■ **WHAT IS NEEDED**: Pictures appear in the records below; write out everything else exactly.

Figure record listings
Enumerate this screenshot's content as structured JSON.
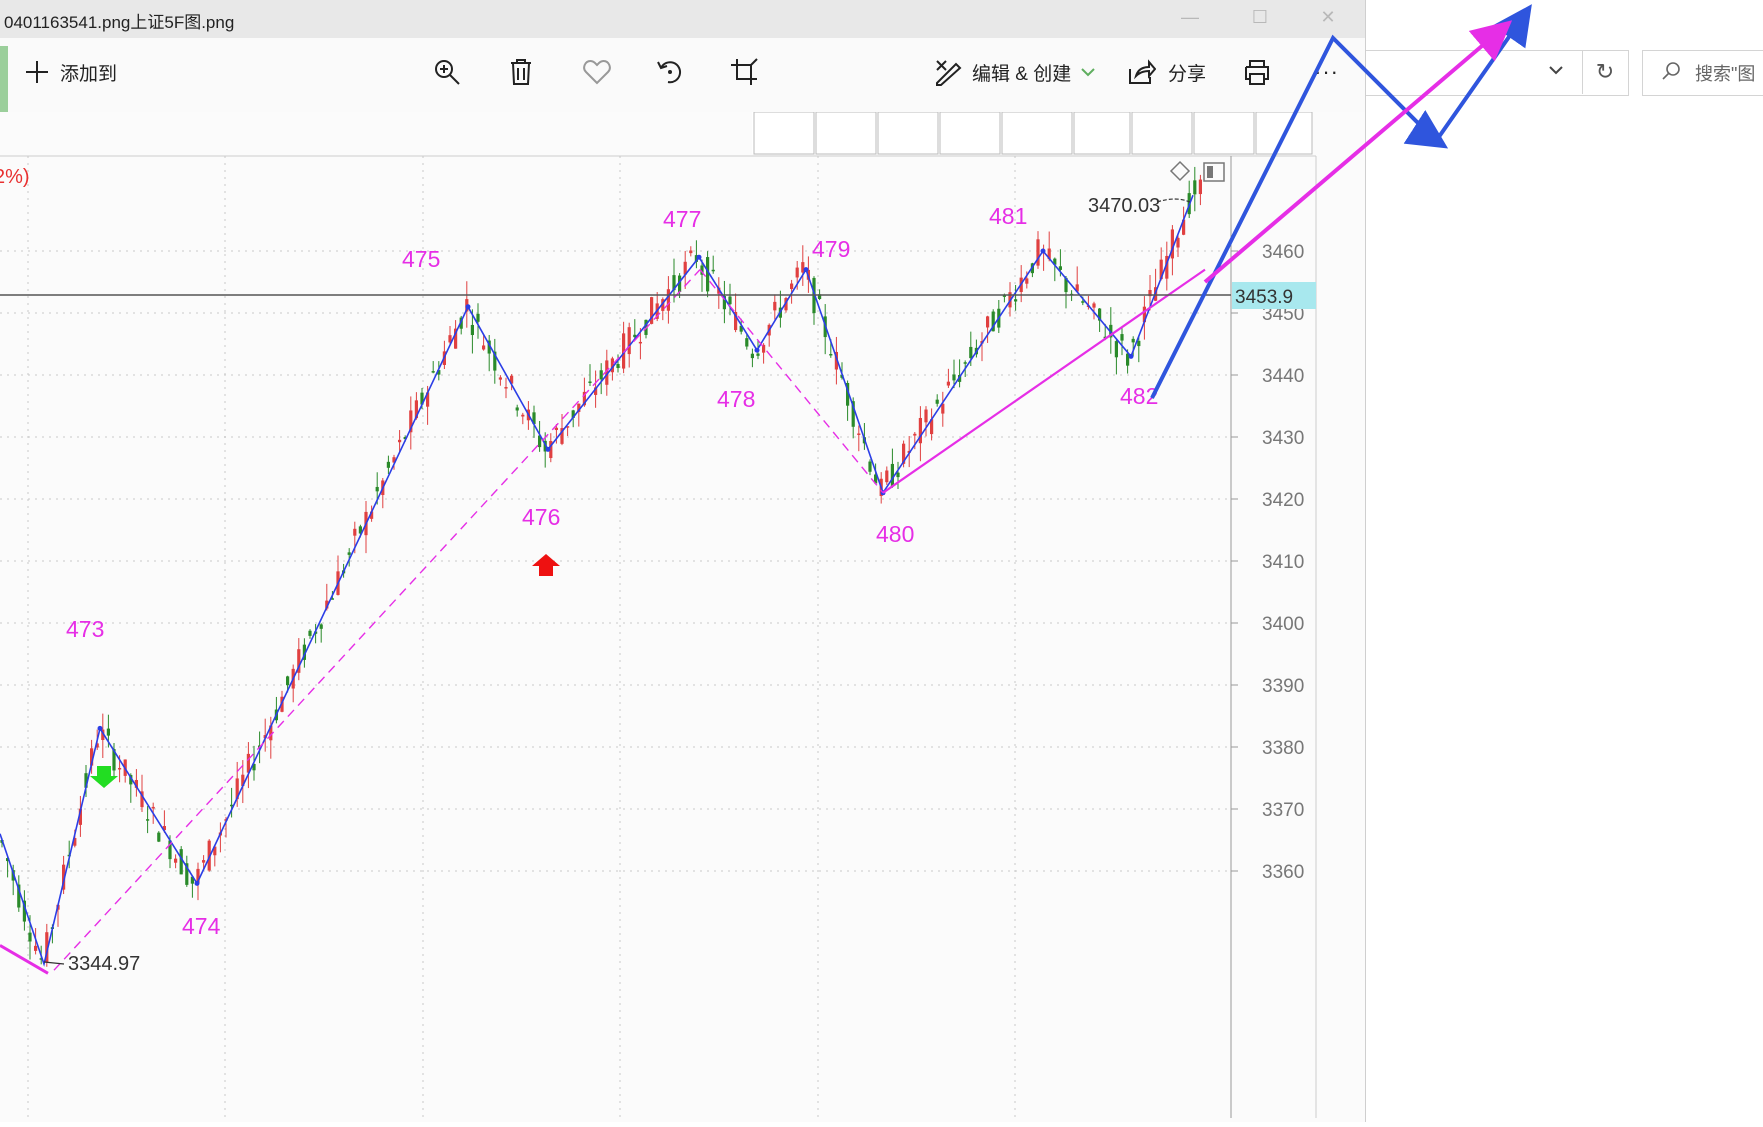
{
  "window": {
    "title": "0401163541.png上证5F图.png",
    "min_icon": "minimize-icon",
    "max_icon": "maximize-icon",
    "close_icon": "close-icon"
  },
  "toolbar": {
    "add_to_label": "添加到",
    "edit_create_label": "编辑 & 创建",
    "share_label": "分享",
    "more_label": "···",
    "icons": [
      "plus-icon",
      "zoom-in-icon",
      "trash-icon",
      "heart-icon",
      "rotate-icon",
      "crop-icon",
      "edit-create-icon",
      "chevron-down-icon",
      "share-icon",
      "print-icon",
      "more-icon"
    ]
  },
  "explorer": {
    "search_placeholder": "搜索\"图",
    "refresh_icon": "refresh-icon",
    "search_icon": "search-icon"
  },
  "chart_data": {
    "type": "candlestick",
    "percent_label": "2%)",
    "y_axis_ticks": [
      3460,
      3450,
      3440,
      3430,
      3420,
      3410,
      3400,
      3390,
      3380,
      3370,
      3360
    ],
    "current_price": "3453.9",
    "high_marker": "3470.03",
    "low_marker": "3344.97",
    "wave_labels": [
      "473",
      "474",
      "475",
      "476",
      "477",
      "478",
      "479",
      "480",
      "481",
      "482"
    ],
    "wave_points": [
      {
        "label": "473",
        "price": 3383
      },
      {
        "label": "474",
        "price": 3358
      },
      {
        "label": "475",
        "price": 3451
      },
      {
        "label": "476",
        "price": 3428
      },
      {
        "label": "477",
        "price": 3459
      },
      {
        "label": "478",
        "price": 3444
      },
      {
        "label": "479",
        "price": 3457
      },
      {
        "label": "480",
        "price": 3421
      },
      {
        "label": "481",
        "price": 3460
      },
      {
        "label": "482",
        "price": 3443
      }
    ],
    "colors": {
      "up": "#e04040",
      "down": "#2a8a2a",
      "wave": "#2b3ee6",
      "trend": "#e62ee6",
      "price_box": "#a8e8ee"
    }
  }
}
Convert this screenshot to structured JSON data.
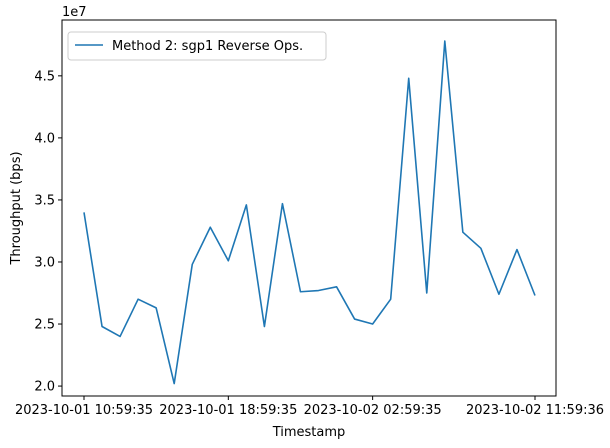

■ **ANSWER FOR THIS EXERCISE**:
Enumerate this screenshot's content as structured JSON.
{
  "window": {
    "title": "0401163541.png上证5F图.png",
    "min_icon": "minimize-icon",
    "max_icon": "maximize-icon",
    "close_icon": "close-icon"
  },
  "toolbar": {
    "add_to_label": "添加到",
    "edit_create_label": "编辑 & 创建",
    "share_label": "分享",
    "more_label": "···",
    "icons": [
      "plus-icon",
      "zoom-in-icon",
      "trash-icon",
      "heart-icon",
      "rotate-icon",
      "crop-icon",
      "edit-create-icon",
      "chevron-down-icon",
      "share-icon",
      "print-icon",
      "more-icon"
    ]
  },
  "explorer": {
    "search_placeholder": "搜索\"图",
    "refresh_icon": "refresh-icon",
    "search_icon": "search-icon"
  },
  "chart_data": {
    "type": "candlestick",
    "percent_label": "2%)",
    "y_axis_ticks": [
      3460,
      3450,
      3440,
      3430,
      3420,
      3410,
      3400,
      3390,
      3380,
      3370,
      3360
    ],
    "current_price": "3453.9",
    "high_marker": "3470.03",
    "low_marker": "3344.97",
    "wave_labels": [
      "473",
      "474",
      "475",
      "476",
      "477",
      "478",
      "479",
      "480",
      "481",
      "482"
    ],
    "wave_points": [
      {
        "label": "473",
        "price": 3383
      },
      {
        "label": "474",
        "price": 3358
      },
      {
        "label": "475",
        "price": 3451
      },
      {
        "label": "476",
        "price": 3428
      },
      {
        "label": "477",
        "price": 3459
      },
      {
        "label": "478",
        "price": 3444
      },
      {
        "label": "479",
        "price": 3457
      },
      {
        "label": "480",
        "price": 3421
      },
      {
        "label": "481",
        "price": 3460
      },
      {
        "label": "482",
        "price": 3443
      }
    ],
    "colors": {
      "up": "#e04040",
      "down": "#2a8a2a",
      "wave": "#2b3ee6",
      "trend": "#e62ee6",
      "price_box": "#a8e8ee"
    }
  }
}
Convert this screenshot to structured JSON data.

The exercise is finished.